- _Your goal_
Find every line in the data below that contains the string "sample", and copy each of those lines in full.
----- Dataset records
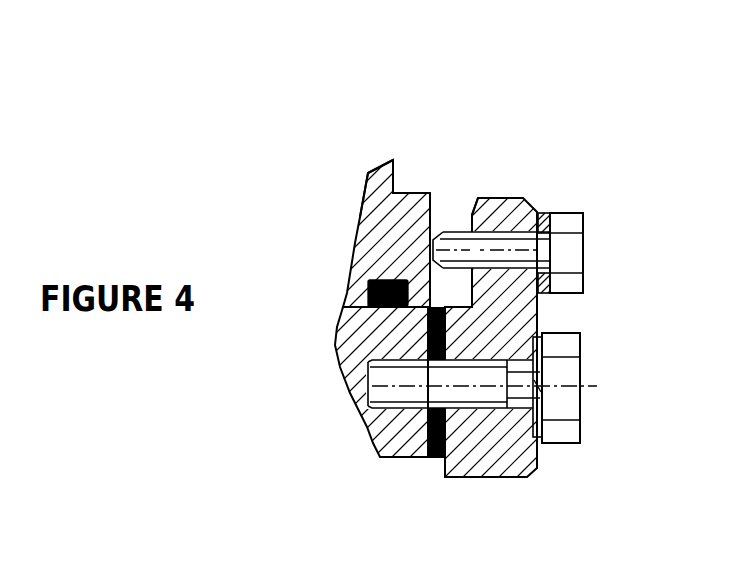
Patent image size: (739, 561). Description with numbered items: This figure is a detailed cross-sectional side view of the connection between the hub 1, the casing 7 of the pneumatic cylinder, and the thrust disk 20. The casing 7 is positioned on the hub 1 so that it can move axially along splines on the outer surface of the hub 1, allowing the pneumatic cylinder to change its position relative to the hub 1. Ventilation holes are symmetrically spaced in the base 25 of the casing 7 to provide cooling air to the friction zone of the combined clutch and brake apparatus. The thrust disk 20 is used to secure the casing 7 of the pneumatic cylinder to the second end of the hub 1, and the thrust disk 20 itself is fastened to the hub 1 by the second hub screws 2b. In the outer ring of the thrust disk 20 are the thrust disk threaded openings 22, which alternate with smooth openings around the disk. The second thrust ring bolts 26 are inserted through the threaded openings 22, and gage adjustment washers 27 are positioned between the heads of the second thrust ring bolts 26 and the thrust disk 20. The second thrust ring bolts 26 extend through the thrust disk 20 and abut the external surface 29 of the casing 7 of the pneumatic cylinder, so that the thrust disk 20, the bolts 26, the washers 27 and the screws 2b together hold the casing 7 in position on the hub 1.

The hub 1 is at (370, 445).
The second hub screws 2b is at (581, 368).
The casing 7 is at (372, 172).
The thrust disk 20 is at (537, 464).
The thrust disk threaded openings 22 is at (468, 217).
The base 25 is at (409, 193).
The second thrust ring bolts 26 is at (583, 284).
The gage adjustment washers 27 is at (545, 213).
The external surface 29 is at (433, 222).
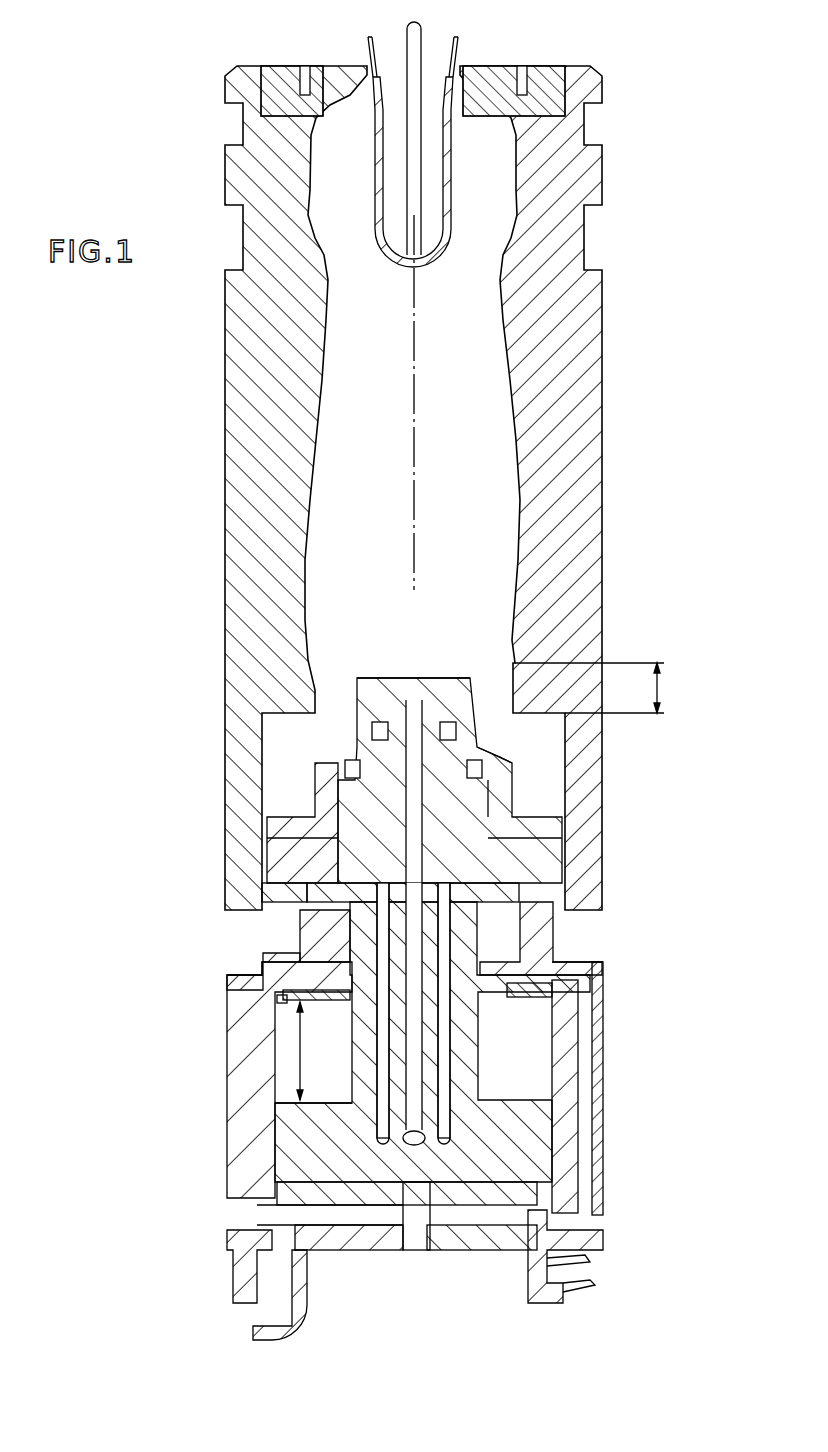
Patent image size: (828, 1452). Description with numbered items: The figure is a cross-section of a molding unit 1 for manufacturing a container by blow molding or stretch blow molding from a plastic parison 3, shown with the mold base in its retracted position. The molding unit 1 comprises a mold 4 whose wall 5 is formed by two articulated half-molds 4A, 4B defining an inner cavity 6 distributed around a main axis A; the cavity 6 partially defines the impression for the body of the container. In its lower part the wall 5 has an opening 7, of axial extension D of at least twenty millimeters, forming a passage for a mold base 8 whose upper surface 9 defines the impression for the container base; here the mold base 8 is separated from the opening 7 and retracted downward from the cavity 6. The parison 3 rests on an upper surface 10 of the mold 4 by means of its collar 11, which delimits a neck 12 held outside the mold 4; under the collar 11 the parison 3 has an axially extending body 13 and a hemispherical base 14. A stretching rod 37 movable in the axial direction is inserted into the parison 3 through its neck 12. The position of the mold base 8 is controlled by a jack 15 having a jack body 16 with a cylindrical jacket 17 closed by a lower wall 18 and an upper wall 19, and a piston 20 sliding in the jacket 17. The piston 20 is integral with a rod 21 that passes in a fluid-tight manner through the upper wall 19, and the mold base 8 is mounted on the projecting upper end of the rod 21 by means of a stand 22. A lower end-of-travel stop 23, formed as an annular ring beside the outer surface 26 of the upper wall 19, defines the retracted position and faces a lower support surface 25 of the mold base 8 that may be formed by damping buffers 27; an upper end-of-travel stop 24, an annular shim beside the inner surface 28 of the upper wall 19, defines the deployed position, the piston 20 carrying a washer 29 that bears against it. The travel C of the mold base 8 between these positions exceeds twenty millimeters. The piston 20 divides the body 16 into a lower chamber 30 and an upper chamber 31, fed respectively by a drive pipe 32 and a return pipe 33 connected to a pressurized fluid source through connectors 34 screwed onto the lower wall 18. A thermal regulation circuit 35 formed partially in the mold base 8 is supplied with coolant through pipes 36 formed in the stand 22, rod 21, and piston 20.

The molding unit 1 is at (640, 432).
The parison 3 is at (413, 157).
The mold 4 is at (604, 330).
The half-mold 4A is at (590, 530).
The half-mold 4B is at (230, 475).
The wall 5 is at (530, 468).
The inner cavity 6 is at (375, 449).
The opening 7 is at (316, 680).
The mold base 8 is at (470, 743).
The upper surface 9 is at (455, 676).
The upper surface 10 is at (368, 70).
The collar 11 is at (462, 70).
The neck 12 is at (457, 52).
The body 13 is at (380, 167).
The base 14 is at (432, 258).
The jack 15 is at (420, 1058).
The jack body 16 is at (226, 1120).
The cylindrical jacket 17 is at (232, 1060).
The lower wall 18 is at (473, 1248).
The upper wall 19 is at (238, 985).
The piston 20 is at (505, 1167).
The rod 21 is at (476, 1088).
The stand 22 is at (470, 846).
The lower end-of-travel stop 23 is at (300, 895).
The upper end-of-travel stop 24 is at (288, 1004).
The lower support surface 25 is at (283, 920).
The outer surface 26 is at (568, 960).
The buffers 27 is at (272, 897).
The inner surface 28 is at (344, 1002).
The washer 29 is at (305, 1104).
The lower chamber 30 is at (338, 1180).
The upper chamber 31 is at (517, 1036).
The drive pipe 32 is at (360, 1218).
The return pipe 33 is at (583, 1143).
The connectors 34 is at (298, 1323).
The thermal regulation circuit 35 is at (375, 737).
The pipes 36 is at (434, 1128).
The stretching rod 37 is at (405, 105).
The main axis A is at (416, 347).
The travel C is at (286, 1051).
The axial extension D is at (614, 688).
----------
----- Dataset records
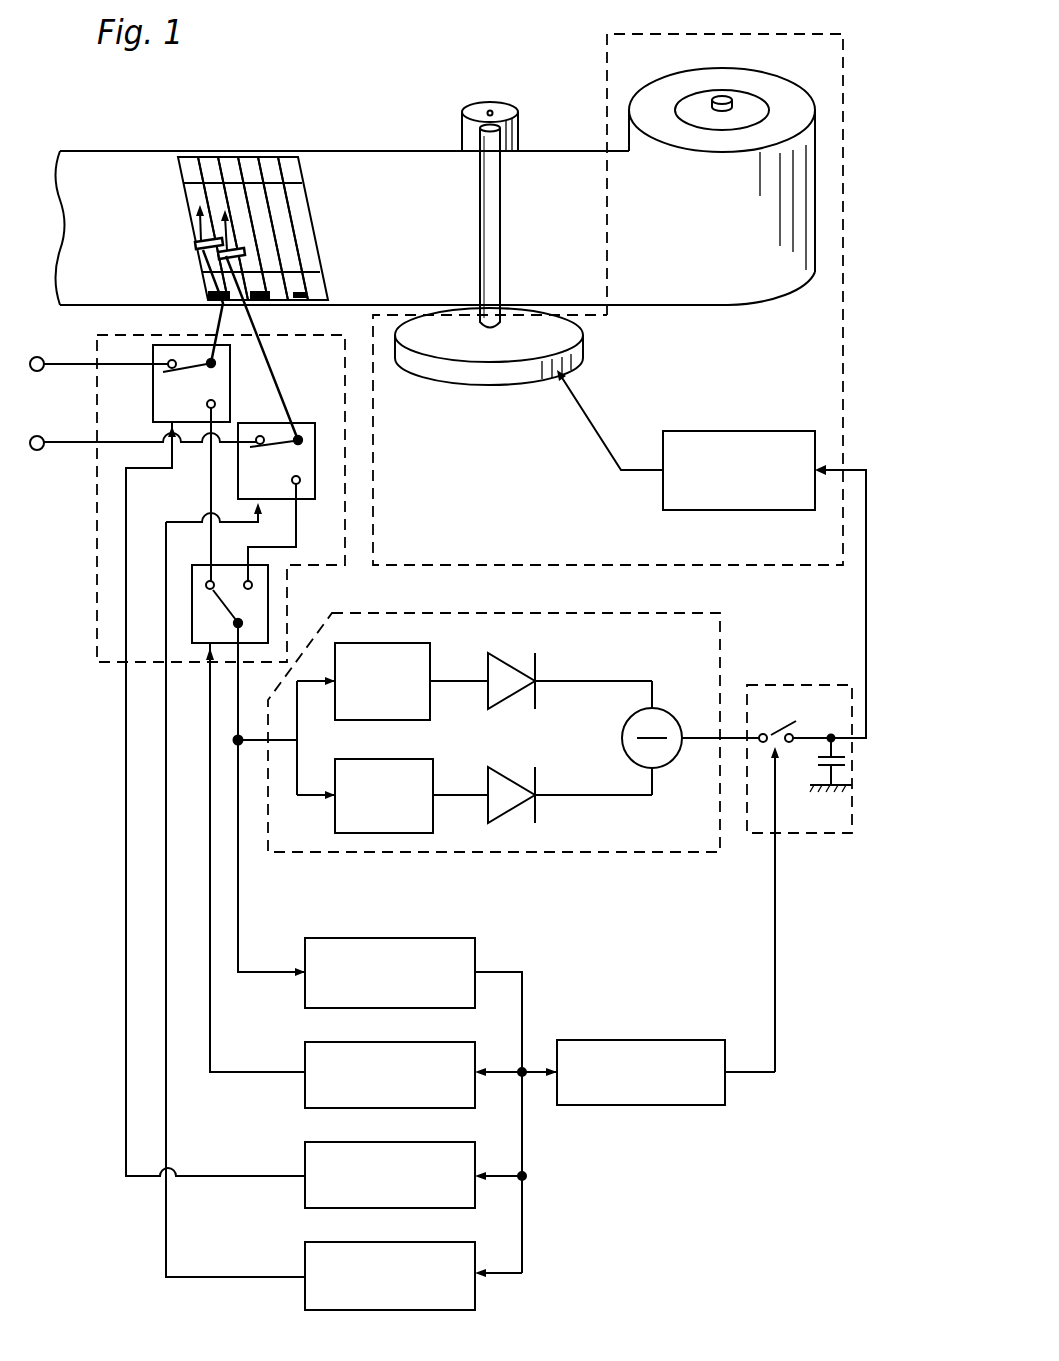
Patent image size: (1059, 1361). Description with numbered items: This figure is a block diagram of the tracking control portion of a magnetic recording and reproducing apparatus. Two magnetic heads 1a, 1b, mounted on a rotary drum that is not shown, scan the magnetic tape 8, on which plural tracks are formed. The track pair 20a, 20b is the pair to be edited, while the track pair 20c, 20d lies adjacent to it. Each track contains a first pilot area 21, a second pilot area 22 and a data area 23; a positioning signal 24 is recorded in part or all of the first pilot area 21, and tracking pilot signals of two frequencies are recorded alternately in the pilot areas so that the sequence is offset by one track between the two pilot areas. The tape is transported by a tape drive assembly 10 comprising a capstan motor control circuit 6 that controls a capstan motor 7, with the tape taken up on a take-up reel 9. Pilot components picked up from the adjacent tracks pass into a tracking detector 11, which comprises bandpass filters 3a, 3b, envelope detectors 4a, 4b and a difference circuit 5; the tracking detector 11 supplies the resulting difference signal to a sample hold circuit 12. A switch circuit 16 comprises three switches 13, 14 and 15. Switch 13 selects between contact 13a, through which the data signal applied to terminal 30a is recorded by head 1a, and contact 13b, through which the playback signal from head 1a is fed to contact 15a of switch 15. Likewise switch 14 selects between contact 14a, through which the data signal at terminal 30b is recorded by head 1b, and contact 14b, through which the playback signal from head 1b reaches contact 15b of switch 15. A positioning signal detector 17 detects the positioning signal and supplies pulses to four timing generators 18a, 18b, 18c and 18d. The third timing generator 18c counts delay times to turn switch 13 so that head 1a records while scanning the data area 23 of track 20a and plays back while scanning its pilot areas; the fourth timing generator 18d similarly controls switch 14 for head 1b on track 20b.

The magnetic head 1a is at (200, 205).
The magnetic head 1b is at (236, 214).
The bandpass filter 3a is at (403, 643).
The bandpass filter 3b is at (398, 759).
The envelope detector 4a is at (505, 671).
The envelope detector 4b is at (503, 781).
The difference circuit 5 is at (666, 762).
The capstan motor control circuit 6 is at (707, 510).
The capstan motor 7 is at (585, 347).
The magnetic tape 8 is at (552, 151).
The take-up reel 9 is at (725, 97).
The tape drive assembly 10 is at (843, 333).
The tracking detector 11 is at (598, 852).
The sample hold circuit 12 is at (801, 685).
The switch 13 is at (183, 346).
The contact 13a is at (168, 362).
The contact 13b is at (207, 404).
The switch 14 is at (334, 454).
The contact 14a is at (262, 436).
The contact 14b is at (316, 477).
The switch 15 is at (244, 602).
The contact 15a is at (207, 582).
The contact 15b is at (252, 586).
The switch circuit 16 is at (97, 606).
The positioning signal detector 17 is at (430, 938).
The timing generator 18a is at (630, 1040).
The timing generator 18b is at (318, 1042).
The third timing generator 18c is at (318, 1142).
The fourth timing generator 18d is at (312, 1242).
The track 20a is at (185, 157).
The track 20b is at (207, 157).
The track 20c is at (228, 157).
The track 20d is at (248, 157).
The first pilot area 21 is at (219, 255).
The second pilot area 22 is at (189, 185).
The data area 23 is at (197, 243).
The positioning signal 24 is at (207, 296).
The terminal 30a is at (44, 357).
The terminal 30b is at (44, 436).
----------
- _Response_
Patent image size: (1059, 1361). Description with numbered items: This figure is a block diagram of the tracking control portion of a magnetic recording and reproducing apparatus. Two magnetic heads 1a, 1b, mounted on a rotary drum that is not shown, scan the magnetic tape 8, on which plural tracks are formed. The track pair 20a, 20b is the pair to be edited, while the track pair 20c, 20d lies adjacent to it. Each track contains a first pilot area 21, a second pilot area 22 and a data area 23; a positioning signal 24 is recorded in part or all of the first pilot area 21, and tracking pilot signals of two frequencies are recorded alternately in the pilot areas so that the sequence is offset by one track between the two pilot areas. The tape is transported by a tape drive assembly 10 comprising a capstan motor control circuit 6 that controls a capstan motor 7, with the tape taken up on a take-up reel 9. Pilot components picked up from the adjacent tracks pass into a tracking detector 11, which comprises bandpass filters 3a, 3b, envelope detectors 4a, 4b and a difference circuit 5; the tracking detector 11 supplies the resulting difference signal to a sample hold circuit 12. A switch circuit 16 comprises three switches 13, 14 and 15. Switch 13 selects between contact 13a, through which the data signal applied to terminal 30a is recorded by head 1a, and contact 13b, through which the playback signal from head 1a is fed to contact 15a of switch 15. Likewise switch 14 selects between contact 14a, through which the data signal at terminal 30b is recorded by head 1b, and contact 14b, through which the playback signal from head 1b reaches contact 15b of switch 15. A positioning signal detector 17 detects the positioning signal and supplies pulses to four timing generators 18a, 18b, 18c and 18d. The third timing generator 18c counts delay times to turn switch 13 so that head 1a records while scanning the data area 23 of track 20a and plays back while scanning its pilot areas; the fourth timing generator 18d similarly controls switch 14 for head 1b on track 20b.
The sample hold circuit 12 is at (801, 685).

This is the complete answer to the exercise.